-- WORK INSTRUCTIONS --
How many lines of the data hold the word "text"? State the number and nothing else.

:: ENTRIES SHOWN

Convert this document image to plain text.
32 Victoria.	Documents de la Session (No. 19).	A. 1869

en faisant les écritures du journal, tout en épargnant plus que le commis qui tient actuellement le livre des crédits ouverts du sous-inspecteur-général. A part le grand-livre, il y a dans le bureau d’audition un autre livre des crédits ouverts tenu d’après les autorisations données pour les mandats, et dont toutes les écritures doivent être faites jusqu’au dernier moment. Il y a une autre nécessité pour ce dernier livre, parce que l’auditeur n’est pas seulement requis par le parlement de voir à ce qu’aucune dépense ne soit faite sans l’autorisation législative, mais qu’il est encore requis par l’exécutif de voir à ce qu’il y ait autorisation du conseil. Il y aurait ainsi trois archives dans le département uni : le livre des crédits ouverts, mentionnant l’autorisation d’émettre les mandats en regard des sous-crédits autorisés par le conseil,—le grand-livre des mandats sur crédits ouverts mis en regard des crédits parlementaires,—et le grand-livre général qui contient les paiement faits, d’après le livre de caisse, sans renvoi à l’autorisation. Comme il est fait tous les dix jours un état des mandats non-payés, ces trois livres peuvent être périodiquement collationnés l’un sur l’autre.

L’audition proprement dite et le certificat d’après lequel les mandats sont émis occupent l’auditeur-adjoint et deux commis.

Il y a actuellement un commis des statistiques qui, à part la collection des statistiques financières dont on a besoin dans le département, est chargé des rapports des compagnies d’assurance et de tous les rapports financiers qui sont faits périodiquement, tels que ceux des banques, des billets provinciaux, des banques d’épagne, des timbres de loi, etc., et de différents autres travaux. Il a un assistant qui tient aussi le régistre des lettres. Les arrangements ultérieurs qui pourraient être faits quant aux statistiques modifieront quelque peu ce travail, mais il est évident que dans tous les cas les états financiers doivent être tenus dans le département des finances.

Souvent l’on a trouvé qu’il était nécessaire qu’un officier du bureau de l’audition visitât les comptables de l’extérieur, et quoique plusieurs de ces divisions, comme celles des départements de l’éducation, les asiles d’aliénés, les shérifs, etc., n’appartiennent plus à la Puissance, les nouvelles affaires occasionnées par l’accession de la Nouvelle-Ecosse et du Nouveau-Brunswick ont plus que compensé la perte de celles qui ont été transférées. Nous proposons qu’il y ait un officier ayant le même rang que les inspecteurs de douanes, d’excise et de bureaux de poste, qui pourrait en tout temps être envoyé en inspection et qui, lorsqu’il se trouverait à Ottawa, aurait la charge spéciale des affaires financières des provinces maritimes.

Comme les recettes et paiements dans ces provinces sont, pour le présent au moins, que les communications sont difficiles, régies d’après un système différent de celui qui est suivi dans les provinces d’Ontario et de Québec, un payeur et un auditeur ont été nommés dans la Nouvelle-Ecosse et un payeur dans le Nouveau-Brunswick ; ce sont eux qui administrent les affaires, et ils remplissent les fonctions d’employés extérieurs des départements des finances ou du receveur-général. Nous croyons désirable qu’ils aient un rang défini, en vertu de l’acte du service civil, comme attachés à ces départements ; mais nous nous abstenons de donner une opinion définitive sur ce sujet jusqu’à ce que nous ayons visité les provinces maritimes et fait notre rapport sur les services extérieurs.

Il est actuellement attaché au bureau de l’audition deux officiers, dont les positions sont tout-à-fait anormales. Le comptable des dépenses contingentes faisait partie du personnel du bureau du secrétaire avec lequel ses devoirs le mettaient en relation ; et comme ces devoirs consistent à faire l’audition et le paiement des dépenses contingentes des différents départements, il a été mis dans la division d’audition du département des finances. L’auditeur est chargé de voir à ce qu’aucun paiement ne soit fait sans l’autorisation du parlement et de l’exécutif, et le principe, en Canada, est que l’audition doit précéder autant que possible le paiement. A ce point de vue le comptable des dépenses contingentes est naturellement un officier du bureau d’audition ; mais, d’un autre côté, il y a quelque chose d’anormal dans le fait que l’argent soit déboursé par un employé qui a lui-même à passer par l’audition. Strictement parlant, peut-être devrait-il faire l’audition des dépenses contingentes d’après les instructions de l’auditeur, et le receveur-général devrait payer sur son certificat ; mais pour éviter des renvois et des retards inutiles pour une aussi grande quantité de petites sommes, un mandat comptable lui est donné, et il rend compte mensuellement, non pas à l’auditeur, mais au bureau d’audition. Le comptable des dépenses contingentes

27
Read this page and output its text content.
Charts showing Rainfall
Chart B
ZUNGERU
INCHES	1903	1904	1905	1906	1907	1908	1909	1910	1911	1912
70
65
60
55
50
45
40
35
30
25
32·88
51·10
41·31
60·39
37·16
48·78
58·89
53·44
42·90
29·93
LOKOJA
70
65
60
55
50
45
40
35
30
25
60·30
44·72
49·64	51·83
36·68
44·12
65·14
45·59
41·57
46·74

::::

-- RESPONSE TO THIS EXERCISE --
2